**WRITTEN REQUEST**
Would you quote the material below in full and unchanged?

— start of AVAILABLE RECORDS —

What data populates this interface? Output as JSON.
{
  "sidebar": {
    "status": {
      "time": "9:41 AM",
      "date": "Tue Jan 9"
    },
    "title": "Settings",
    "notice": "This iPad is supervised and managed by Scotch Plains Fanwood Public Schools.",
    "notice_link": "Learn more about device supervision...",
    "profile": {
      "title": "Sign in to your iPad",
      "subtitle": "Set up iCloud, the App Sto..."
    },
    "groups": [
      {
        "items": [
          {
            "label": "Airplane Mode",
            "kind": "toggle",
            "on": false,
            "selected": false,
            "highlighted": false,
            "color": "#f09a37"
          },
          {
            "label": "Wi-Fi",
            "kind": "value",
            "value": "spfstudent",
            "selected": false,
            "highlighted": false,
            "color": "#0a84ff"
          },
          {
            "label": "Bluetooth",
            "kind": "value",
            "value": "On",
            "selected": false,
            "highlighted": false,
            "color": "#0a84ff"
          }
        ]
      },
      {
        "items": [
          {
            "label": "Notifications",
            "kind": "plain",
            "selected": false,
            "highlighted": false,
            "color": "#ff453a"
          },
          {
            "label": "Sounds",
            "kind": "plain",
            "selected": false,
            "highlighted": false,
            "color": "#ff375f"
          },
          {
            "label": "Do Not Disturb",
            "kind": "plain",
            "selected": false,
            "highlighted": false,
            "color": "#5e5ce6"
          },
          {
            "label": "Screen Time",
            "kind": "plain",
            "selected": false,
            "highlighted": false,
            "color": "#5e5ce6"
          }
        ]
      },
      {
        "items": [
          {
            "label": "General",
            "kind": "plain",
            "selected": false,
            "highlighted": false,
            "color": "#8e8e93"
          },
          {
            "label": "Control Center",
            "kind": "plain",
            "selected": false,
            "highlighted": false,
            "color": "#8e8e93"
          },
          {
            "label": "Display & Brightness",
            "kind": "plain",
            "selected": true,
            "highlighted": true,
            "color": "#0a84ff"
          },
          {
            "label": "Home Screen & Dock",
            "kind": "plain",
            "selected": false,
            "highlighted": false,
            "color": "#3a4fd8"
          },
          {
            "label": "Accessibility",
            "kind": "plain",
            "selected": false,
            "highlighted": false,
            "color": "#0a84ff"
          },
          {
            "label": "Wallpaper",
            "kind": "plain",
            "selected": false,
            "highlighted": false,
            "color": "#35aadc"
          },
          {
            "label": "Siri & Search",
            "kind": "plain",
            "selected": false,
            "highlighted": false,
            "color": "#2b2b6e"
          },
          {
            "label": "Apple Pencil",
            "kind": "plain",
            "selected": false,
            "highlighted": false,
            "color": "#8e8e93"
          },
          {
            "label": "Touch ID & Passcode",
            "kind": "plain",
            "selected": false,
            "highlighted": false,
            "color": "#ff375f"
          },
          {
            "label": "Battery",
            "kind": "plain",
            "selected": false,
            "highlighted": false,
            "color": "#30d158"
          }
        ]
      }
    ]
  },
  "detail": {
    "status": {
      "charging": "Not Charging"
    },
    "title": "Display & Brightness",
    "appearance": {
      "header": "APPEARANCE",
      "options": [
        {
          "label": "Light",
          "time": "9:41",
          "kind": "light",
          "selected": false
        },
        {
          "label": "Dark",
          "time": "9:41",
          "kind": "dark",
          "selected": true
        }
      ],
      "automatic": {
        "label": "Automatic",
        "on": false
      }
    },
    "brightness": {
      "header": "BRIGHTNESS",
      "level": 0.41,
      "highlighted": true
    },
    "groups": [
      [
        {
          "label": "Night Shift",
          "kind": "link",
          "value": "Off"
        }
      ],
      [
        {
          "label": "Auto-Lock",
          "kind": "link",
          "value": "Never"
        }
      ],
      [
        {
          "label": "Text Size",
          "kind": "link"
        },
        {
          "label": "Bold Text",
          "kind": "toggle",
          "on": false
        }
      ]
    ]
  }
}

— end of AVAILABLE RECORDS —

**ANSWER TO THE TASK**
What data populates this interface? Output as JSON.
{
  "sidebar": {
    "status": {
      "time": "9:41 AM",
      "date": "Tue Jan 9"
    },
    "title": "Settings",
    "notice": "This iPad is supervised and managed by Scotch Plains Fanwood Public Schools.",
    "notice_link": "Learn more about device supervision...",
    "profile": {
      "title": "Sign in to your iPad",
      "subtitle": "Set up iCloud, the App Sto..."
    },
    "groups": [
      {
        "items": [
          {
            "label": "Airplane Mode",
            "kind": "toggle",
            "on": false,
            "selected": false,
            "highlighted": false,
            "color": "#f09a37"
          },
          {
            "label": "Wi-Fi",
            "kind": "value",
            "value": "spfstudent",
            "selected": false,
            "highlighted": false,
            "color": "#0a84ff"
          },
          {
            "label": "Bluetooth",
            "kind": "value",
            "value": "On",
            "selected": false,
            "highlighted": false,
            "color": "#0a84ff"
          }
        ]
      },
      {
        "items": [
          {
            "label": "Notifications",
            "kind": "plain",
            "selected": false,
            "highlighted": false,
            "color": "#ff453a"
          },
          {
            "label": "Sounds",
            "kind": "plain",
            "selected": false,
            "highlighted": false,
            "color": "#ff375f"
          },
          {
            "label": "Do Not Disturb",
            "kind": "plain",
            "selected": false,
            "highlighted": false,
            "color": "#5e5ce6"
          },
          {
            "label": "Screen Time",
            "kind": "plain",
            "selected": false,
            "highlighted": false,
            "color": "#5e5ce6"
          }
        ]
      },
      {
        "items": [
          {
            "label": "General",
            "kind": "plain",
            "selected": false,
            "highlighted": false,
            "color": "#8e8e93"
          },
          {
            "label": "Control Center",
            "kind": "plain",
            "selected": false,
            "highlighted": false,
            "color": "#8e8e93"
          },
          {
            "label": "Display & Brightness",
            "kind": "plain",
            "selected": true,
            "highlighted": true,
            "color": "#0a84ff"
          },
          {
            "label": "Home Screen & Dock",
            "kind": "plain",
            "selected": false,
            "highlighted": false,
            "color": "#3a4fd8"
          },
          {
            "label": "Accessibility",
            "kind": "plain",
            "selected": false,
            "highlighted": false,
            "color": "#0a84ff"
          },
          {
            "label": "Wallpaper",
            "kind": "plain",
            "selected": false,
            "highlighted": false,
            "color": "#35aadc"
          },
          {
            "label": "Siri & Search",
            "kind": "plain",
            "selected": false,
            "highlighted": false,
            "color": "#2b2b6e"
          },
          {
            "label": "Apple Pencil",
            "kind": "plain",
            "selected": false,
            "highlighted": false,
            "color": "#8e8e93"
          },
          {
            "label": "Touch ID & Passcode",
            "kind": "plain",
            "selected": false,
            "highlighted": false,
            "color": "#ff375f"
          },
          {
            "label": "Battery",
            "kind": "plain",
            "selected": false,
            "highlighted": false,
            "color": "#30d158"
          }
        ]
      }
    ]
  },
  "detail": {
    "status": {
      "charging": "Not Charging"
    },
    "title": "Display & Brightness",
    "appearance": {
      "header": "APPEARANCE",
      "options": [
        {
          "label": "Light",
          "time": "9:41",
          "kind": "light",
          "selected": false
        },
        {
          "label": "Dark",
          "time": "9:41",
          "kind": "dark",
          "selected": true
        }
      ],
      "automatic": {
        "label": "Automatic",
        "on": false
      }
    },
    "brightness": {
      "header": "BRIGHTNESS",
      "level": 0.41,
      "highlighted": true
    },
    "groups": [
      [
        {
          "label": "Night Shift",
          "kind": "link",
          "value": "Off"
        }
      ],
      [
        {
          "label": "Auto-Lock",
          "kind": "link",
          "value": "Never"
        }
      ],
      [
        {
          "label": "Text Size",
          "kind": "link"
        },
        {
          "label": "Bold Text",
          "kind": "toggle",
          "on": false
        }
      ]
    ]
  }
}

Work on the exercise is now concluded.